### Exercise details:
Give the data below again exactly as written, without its pictures.
-- start Records shown --
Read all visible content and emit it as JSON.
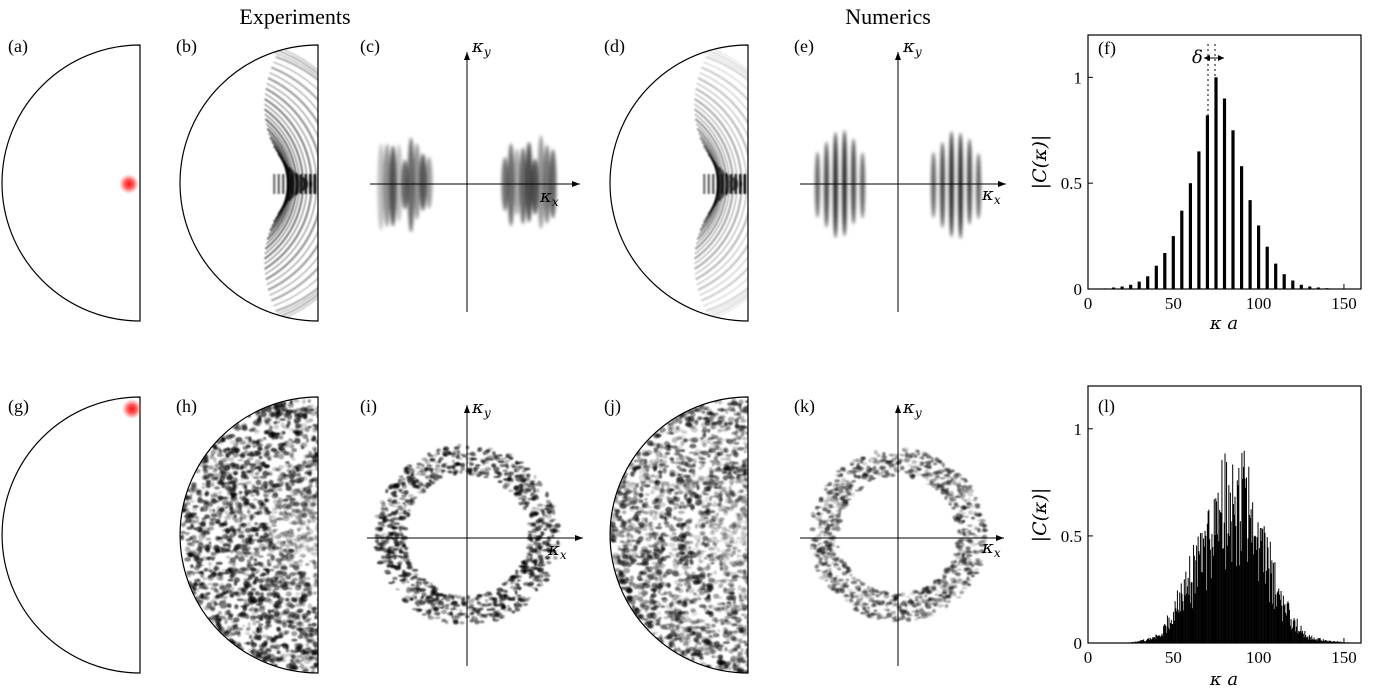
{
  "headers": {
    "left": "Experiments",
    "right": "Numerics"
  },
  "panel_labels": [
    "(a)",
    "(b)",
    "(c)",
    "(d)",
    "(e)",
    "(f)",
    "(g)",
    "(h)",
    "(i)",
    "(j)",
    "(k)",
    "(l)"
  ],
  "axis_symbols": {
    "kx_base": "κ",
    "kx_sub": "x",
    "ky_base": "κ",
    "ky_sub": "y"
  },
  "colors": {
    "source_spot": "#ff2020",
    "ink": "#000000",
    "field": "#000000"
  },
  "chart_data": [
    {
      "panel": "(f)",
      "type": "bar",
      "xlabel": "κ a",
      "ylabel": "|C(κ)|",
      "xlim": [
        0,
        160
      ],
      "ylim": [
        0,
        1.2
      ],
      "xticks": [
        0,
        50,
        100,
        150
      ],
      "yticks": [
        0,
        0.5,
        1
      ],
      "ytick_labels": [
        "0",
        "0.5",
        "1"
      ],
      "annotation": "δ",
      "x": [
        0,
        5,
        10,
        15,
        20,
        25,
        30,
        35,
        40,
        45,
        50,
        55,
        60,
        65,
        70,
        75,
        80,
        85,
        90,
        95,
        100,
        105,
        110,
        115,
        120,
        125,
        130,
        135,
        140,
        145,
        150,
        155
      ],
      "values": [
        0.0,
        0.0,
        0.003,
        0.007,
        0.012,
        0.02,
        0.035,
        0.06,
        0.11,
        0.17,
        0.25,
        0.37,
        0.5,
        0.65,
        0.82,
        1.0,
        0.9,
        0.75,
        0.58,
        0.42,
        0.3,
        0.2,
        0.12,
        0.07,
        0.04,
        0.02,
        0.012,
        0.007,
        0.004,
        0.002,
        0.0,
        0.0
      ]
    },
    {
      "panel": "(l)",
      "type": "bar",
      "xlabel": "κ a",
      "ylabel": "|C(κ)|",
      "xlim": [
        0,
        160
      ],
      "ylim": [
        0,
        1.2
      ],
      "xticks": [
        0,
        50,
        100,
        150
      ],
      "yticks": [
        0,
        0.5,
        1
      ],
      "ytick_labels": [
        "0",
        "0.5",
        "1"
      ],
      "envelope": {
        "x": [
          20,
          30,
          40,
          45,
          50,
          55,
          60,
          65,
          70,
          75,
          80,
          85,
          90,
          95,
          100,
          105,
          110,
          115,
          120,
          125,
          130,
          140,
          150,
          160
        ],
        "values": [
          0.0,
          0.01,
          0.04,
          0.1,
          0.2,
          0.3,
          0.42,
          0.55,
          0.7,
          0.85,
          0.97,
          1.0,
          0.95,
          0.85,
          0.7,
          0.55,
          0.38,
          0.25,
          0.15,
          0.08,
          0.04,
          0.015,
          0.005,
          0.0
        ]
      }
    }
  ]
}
-- end Records shown --
### Result for this exercise:
Read all visible content and emit it as JSON.
{
  "headers": {
    "left": "Experiments",
    "right": "Numerics"
  },
  "panel_labels": [
    "(a)",
    "(b)",
    "(c)",
    "(d)",
    "(e)",
    "(f)",
    "(g)",
    "(h)",
    "(i)",
    "(j)",
    "(k)",
    "(l)"
  ],
  "axis_symbols": {
    "kx_base": "κ",
    "kx_sub": "x",
    "ky_base": "κ",
    "ky_sub": "y"
  },
  "colors": {
    "source_spot": "#ff2020",
    "ink": "#000000",
    "field": "#000000"
  },
  "chart_data": [
    {
      "panel": "(f)",
      "type": "bar",
      "xlabel": "κ a",
      "ylabel": "|C(κ)|",
      "xlim": [
        0,
        160
      ],
      "ylim": [
        0,
        1.2
      ],
      "xticks": [
        0,
        50,
        100,
        150
      ],
      "yticks": [
        0,
        0.5,
        1
      ],
      "ytick_labels": [
        "0",
        "0.5",
        "1"
      ],
      "annotation": "δ",
      "x": [
        0,
        5,
        10,
        15,
        20,
        25,
        30,
        35,
        40,
        45,
        50,
        55,
        60,
        65,
        70,
        75,
        80,
        85,
        90,
        95,
        100,
        105,
        110,
        115,
        120,
        125,
        130,
        135,
        140,
        145,
        150,
        155
      ],
      "values": [
        0.0,
        0.0,
        0.003,
        0.007,
        0.012,
        0.02,
        0.035,
        0.06,
        0.11,
        0.17,
        0.25,
        0.37,
        0.5,
        0.65,
        0.82,
        1.0,
        0.9,
        0.75,
        0.58,
        0.42,
        0.3,
        0.2,
        0.12,
        0.07,
        0.04,
        0.02,
        0.012,
        0.007,
        0.004,
        0.002,
        0.0,
        0.0
      ]
    },
    {
      "panel": "(l)",
      "type": "bar",
      "xlabel": "κ a",
      "ylabel": "|C(κ)|",
      "xlim": [
        0,
        160
      ],
      "ylim": [
        0,
        1.2
      ],
      "xticks": [
        0,
        50,
        100,
        150
      ],
      "yticks": [
        0,
        0.5,
        1
      ],
      "ytick_labels": [
        "0",
        "0.5",
        "1"
      ],
      "envelope": {
        "x": [
          20,
          30,
          40,
          45,
          50,
          55,
          60,
          65,
          70,
          75,
          80,
          85,
          90,
          95,
          100,
          105,
          110,
          115,
          120,
          125,
          130,
          140,
          150,
          160
        ],
        "values": [
          0.0,
          0.01,
          0.04,
          0.1,
          0.2,
          0.3,
          0.42,
          0.55,
          0.7,
          0.85,
          0.97,
          1.0,
          0.95,
          0.85,
          0.7,
          0.55,
          0.38,
          0.25,
          0.15,
          0.08,
          0.04,
          0.015,
          0.005,
          0.0
        ]
      }
    }
  ]
}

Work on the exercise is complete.